- Exercise instructions: Lines containing the word "giveth" are to be counted; state their number and nothing further.

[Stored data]
◇ ◇ ◇ ◇

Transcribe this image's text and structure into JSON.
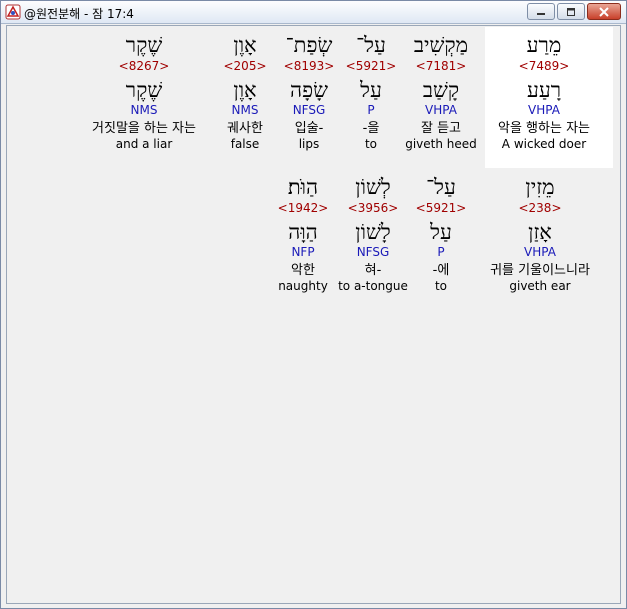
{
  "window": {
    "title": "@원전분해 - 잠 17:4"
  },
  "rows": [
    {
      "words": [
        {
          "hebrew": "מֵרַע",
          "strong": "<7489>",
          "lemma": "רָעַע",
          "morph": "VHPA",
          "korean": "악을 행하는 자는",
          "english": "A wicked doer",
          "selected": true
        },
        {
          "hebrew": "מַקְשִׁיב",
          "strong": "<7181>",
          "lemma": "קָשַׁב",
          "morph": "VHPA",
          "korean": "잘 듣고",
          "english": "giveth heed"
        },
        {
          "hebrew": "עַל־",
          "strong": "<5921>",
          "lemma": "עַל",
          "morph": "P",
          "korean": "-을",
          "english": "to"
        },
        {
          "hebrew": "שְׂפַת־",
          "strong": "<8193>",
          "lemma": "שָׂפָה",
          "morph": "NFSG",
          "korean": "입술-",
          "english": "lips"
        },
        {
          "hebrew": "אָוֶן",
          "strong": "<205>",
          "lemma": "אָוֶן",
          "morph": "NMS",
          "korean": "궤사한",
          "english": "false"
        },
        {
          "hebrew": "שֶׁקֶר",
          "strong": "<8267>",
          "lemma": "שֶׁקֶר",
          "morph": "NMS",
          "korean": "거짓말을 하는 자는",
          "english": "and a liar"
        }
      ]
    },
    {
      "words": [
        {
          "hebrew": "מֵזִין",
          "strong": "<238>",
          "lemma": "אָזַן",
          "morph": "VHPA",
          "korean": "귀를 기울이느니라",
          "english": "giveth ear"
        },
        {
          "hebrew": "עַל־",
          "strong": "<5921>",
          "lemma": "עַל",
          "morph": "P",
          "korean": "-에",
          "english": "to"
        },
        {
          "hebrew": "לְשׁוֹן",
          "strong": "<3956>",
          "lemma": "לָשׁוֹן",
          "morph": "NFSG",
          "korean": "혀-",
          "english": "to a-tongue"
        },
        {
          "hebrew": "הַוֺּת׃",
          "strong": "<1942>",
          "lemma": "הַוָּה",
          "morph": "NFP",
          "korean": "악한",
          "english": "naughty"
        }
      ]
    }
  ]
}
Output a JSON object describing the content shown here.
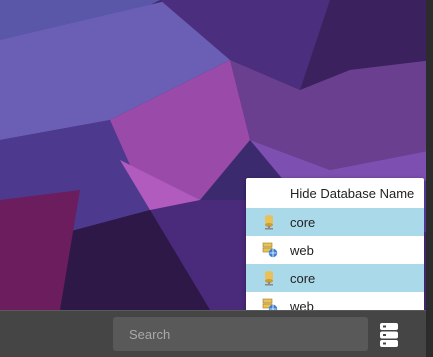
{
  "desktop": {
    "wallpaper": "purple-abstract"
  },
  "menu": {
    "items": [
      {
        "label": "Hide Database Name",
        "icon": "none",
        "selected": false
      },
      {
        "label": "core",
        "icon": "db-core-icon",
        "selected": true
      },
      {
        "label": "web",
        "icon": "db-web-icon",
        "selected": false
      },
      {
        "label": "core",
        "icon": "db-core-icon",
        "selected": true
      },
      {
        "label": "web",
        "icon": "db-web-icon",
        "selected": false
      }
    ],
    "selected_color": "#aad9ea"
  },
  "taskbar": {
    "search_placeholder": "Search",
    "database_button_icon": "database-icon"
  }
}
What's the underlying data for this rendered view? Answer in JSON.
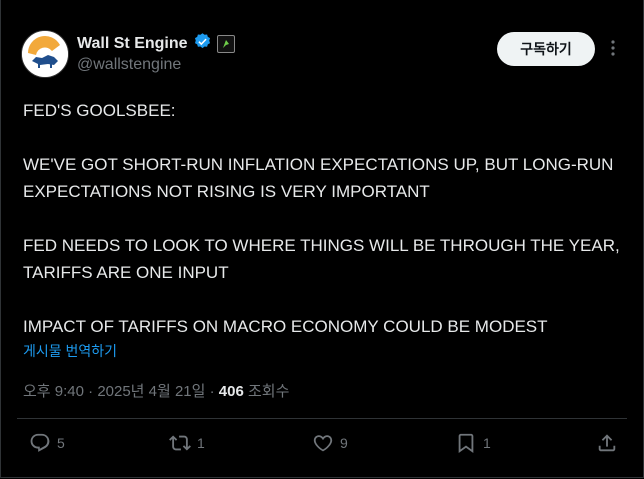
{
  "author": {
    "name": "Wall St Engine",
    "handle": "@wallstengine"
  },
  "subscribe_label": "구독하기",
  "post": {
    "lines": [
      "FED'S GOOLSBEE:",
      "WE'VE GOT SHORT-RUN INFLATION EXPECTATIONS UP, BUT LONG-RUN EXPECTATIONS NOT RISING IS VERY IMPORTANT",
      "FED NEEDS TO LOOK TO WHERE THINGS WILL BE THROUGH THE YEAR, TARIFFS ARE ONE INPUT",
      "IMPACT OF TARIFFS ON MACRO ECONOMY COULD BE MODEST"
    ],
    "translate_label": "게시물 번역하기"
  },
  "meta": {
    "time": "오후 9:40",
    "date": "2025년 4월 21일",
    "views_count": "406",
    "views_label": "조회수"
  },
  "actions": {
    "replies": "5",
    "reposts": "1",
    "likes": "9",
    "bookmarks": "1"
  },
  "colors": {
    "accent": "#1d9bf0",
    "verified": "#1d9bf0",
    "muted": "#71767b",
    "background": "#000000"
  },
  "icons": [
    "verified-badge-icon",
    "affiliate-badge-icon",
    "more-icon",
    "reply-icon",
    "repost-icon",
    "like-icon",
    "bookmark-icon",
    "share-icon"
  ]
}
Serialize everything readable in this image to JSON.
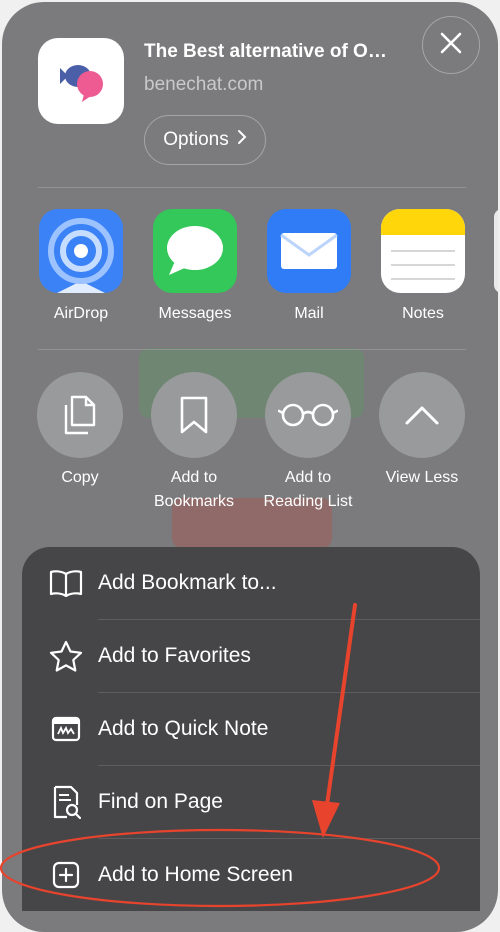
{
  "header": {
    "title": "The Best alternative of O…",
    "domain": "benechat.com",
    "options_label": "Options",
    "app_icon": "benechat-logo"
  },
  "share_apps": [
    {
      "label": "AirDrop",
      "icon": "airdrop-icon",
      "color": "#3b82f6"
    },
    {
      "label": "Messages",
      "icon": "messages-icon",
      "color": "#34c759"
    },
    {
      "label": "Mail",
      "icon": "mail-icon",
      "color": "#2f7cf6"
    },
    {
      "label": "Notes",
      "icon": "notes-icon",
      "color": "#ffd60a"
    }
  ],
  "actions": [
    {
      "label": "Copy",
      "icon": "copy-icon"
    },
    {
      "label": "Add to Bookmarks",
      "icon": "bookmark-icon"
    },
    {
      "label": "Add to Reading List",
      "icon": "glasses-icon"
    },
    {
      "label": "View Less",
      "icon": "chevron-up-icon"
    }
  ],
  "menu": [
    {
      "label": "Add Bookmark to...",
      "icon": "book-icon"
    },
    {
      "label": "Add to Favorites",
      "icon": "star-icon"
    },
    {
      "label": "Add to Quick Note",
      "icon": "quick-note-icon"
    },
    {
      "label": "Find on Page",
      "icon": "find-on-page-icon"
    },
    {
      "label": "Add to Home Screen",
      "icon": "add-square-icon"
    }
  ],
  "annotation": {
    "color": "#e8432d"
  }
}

◇ ◇ ◇ ◇

- Output for this task: 2